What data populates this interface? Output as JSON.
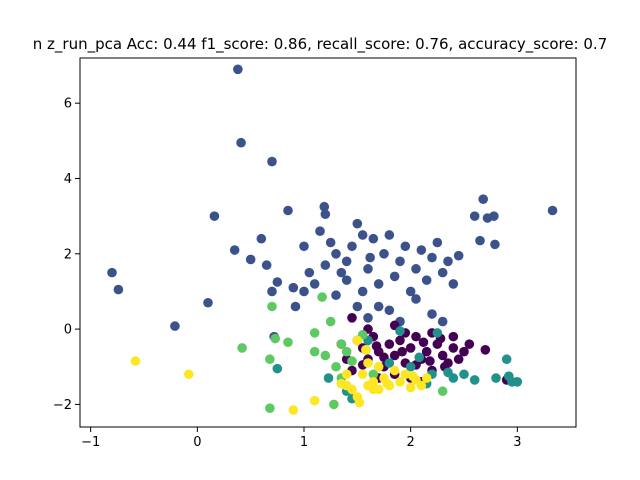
{
  "chart_data": {
    "type": "scatter",
    "title": "n z_run_pca  Acc: 0.44 f1_score: 0.86, recall_score: 0.76, accuracy_score: 0.7",
    "xlabel": "",
    "ylabel": "",
    "xlim": [
      -1.1,
      3.55
    ],
    "ylim": [
      -2.6,
      7.2
    ],
    "x_ticks": [
      -1,
      0,
      1,
      2,
      3
    ],
    "x_tick_labels": [
      "−1",
      "0",
      "1",
      "2",
      "3"
    ],
    "y_ticks": [
      -2,
      0,
      2,
      4,
      6
    ],
    "y_tick_labels": [
      "−2",
      "0",
      "2",
      "4",
      "6"
    ],
    "grid": false,
    "legend": "none",
    "series": [
      {
        "color": "#3b528b",
        "points": [
          [
            0.38,
            6.9
          ],
          [
            0.41,
            4.95
          ],
          [
            0.7,
            4.45
          ],
          [
            3.33,
            3.15
          ],
          [
            2.68,
            3.45
          ],
          [
            2.6,
            3.0
          ],
          [
            2.72,
            2.95
          ],
          [
            2.78,
            3.0
          ],
          [
            2.79,
            2.25
          ],
          [
            2.65,
            2.35
          ],
          [
            0.16,
            3.0
          ],
          [
            -0.8,
            1.5
          ],
          [
            -0.74,
            1.05
          ],
          [
            0.1,
            0.7
          ],
          [
            -0.21,
            0.08
          ],
          [
            0.35,
            2.1
          ],
          [
            0.5,
            1.85
          ],
          [
            0.6,
            2.4
          ],
          [
            0.65,
            1.7
          ],
          [
            0.75,
            1.25
          ],
          [
            0.85,
            3.15
          ],
          [
            1.19,
            3.25
          ],
          [
            1.2,
            3.05
          ],
          [
            0.7,
            1.0
          ],
          [
            0.72,
            -0.2
          ],
          [
            0.9,
            1.1
          ],
          [
            0.92,
            0.6
          ],
          [
            1.0,
            1.0
          ],
          [
            1.05,
            1.5
          ],
          [
            1.1,
            1.2
          ],
          [
            1.15,
            2.6
          ],
          [
            1.25,
            2.3
          ],
          [
            1.3,
            2.0
          ],
          [
            1.35,
            1.5
          ],
          [
            1.4,
            1.8
          ],
          [
            1.45,
            2.2
          ],
          [
            1.5,
            2.8
          ],
          [
            1.55,
            1.0
          ],
          [
            1.6,
            1.6
          ],
          [
            1.65,
            2.4
          ],
          [
            1.7,
            1.2
          ],
          [
            1.75,
            2.0
          ],
          [
            1.8,
            2.5
          ],
          [
            1.85,
            1.4
          ],
          [
            1.9,
            1.8
          ],
          [
            1.95,
            2.2
          ],
          [
            2.0,
            1.0
          ],
          [
            2.05,
            1.6
          ],
          [
            2.1,
            2.1
          ],
          [
            2.15,
            1.3
          ],
          [
            2.2,
            1.9
          ],
          [
            2.25,
            2.3
          ],
          [
            2.3,
            1.5
          ],
          [
            2.35,
            1.8
          ],
          [
            2.4,
            1.2
          ],
          [
            2.45,
            1.95
          ],
          [
            1.0,
            2.2
          ],
          [
            1.2,
            1.7
          ],
          [
            1.3,
            0.9
          ],
          [
            1.5,
            0.6
          ],
          [
            1.6,
            0.3
          ],
          [
            1.7,
            0.6
          ],
          [
            1.8,
            0.5
          ],
          [
            1.9,
            0.2
          ],
          [
            2.05,
            0.8
          ],
          [
            2.2,
            0.4
          ],
          [
            2.3,
            0.2
          ],
          [
            1.4,
            1.3
          ],
          [
            1.55,
            2.5
          ],
          [
            1.62,
            1.9
          ]
        ]
      },
      {
        "color": "#440154",
        "points": [
          [
            1.5,
            -0.3
          ],
          [
            1.55,
            -0.5
          ],
          [
            1.6,
            -0.8
          ],
          [
            1.65,
            -0.2
          ],
          [
            1.7,
            -0.6
          ],
          [
            1.75,
            -1.0
          ],
          [
            1.8,
            -0.4
          ],
          [
            1.85,
            -0.7
          ],
          [
            1.9,
            -0.3
          ],
          [
            1.95,
            -0.9
          ],
          [
            2.0,
            -0.5
          ],
          [
            2.05,
            -0.2
          ],
          [
            2.1,
            -0.8
          ],
          [
            2.15,
            -0.6
          ],
          [
            2.2,
            -1.1
          ],
          [
            2.25,
            -0.4
          ],
          [
            2.3,
            -0.7
          ],
          [
            2.35,
            -0.9
          ],
          [
            2.4,
            -0.5
          ],
          [
            2.45,
            -0.8
          ],
          [
            2.5,
            -0.6
          ],
          [
            2.55,
            -0.4
          ],
          [
            2.7,
            -0.55
          ],
          [
            2.9,
            -1.35
          ],
          [
            1.4,
            -0.8
          ],
          [
            1.45,
            -1.1
          ],
          [
            1.7,
            -1.3
          ],
          [
            1.85,
            -1.2
          ],
          [
            2.0,
            -1.3
          ],
          [
            2.1,
            -1.4
          ],
          [
            1.35,
            -0.4
          ],
          [
            1.45,
            0.3
          ],
          [
            1.6,
            0.0
          ],
          [
            1.85,
            0.1
          ],
          [
            2.2,
            -0.1
          ],
          [
            2.4,
            -0.2
          ],
          [
            1.95,
            -0.1
          ],
          [
            2.05,
            -0.95
          ],
          [
            1.75,
            -0.75
          ],
          [
            2.28,
            -0.25
          ],
          [
            1.55,
            -0.95
          ],
          [
            1.68,
            -0.45
          ],
          [
            1.92,
            -0.6
          ],
          [
            2.12,
            -0.35
          ],
          [
            2.32,
            -1.0
          ],
          [
            2.18,
            -0.85
          ]
        ]
      },
      {
        "color": "#21918c",
        "points": [
          [
            0.75,
            -1.05
          ],
          [
            1.23,
            -1.3
          ],
          [
            1.4,
            -1.65
          ],
          [
            1.45,
            -1.85
          ],
          [
            1.6,
            -0.3
          ],
          [
            1.8,
            -0.9
          ],
          [
            2.0,
            -1.0
          ],
          [
            2.2,
            -1.2
          ],
          [
            2.4,
            -1.3
          ],
          [
            2.5,
            -1.2
          ],
          [
            2.6,
            -1.35
          ],
          [
            2.8,
            -1.3
          ],
          [
            2.9,
            -0.8
          ],
          [
            2.92,
            -1.25
          ],
          [
            2.95,
            -1.4
          ],
          [
            3.0,
            -1.4
          ],
          [
            2.25,
            -0.1
          ],
          [
            1.9,
            -0.05
          ],
          [
            2.15,
            -1.45
          ],
          [
            2.35,
            -1.15
          ],
          [
            1.58,
            -0.55
          ],
          [
            2.08,
            -0.75
          ]
        ]
      },
      {
        "color": "#5ec962",
        "points": [
          [
            0.7,
            0.6
          ],
          [
            1.17,
            0.85
          ],
          [
            1.1,
            -0.1
          ],
          [
            1.25,
            0.2
          ],
          [
            1.35,
            -0.4
          ],
          [
            1.4,
            -0.6
          ],
          [
            0.73,
            -0.25
          ],
          [
            0.85,
            -0.35
          ],
          [
            0.68,
            -0.8
          ],
          [
            0.42,
            -0.5
          ],
          [
            1.1,
            -0.6
          ],
          [
            1.2,
            -0.7
          ],
          [
            1.3,
            -1.0
          ],
          [
            1.35,
            -1.3
          ],
          [
            1.28,
            -2.0
          ],
          [
            0.68,
            -2.1
          ],
          [
            1.45,
            -0.85
          ],
          [
            2.3,
            -1.65
          ],
          [
            1.65,
            -1.2
          ],
          [
            1.55,
            -0.15
          ]
        ]
      },
      {
        "color": "#fde725",
        "points": [
          [
            -0.58,
            -0.85
          ],
          [
            -0.08,
            -1.2
          ],
          [
            0.9,
            -2.15
          ],
          [
            1.1,
            -1.9
          ],
          [
            1.4,
            -1.5
          ],
          [
            1.45,
            -1.6
          ],
          [
            1.5,
            -1.8
          ],
          [
            1.52,
            -1.95
          ],
          [
            1.55,
            -1.2
          ],
          [
            1.6,
            -1.5
          ],
          [
            1.65,
            -1.4
          ],
          [
            1.7,
            -1.6
          ],
          [
            1.75,
            -1.3
          ],
          [
            1.8,
            -1.5
          ],
          [
            1.85,
            -1.1
          ],
          [
            1.9,
            -1.4
          ],
          [
            1.95,
            -1.2
          ],
          [
            2.0,
            -1.55
          ],
          [
            2.05,
            -1.35
          ],
          [
            2.1,
            -1.5
          ],
          [
            2.15,
            -1.3
          ],
          [
            1.5,
            -0.3
          ],
          [
            1.6,
            -0.9
          ],
          [
            1.7,
            -1.0
          ],
          [
            1.4,
            -1.2
          ],
          [
            1.35,
            -1.45
          ],
          [
            1.65,
            -1.6
          ],
          [
            1.78,
            -1.45
          ],
          [
            2.02,
            -1.25
          ],
          [
            1.58,
            -0.55
          ]
        ]
      }
    ]
  }
}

*Required work:*
Show all lines in the entries above where the word "color" appears.

*Correct output:*
        "color": "#3b528b",
        "color": "#440154",
        "color": "#21918c",
        "color": "#5ec962",
        "color": "#fde725",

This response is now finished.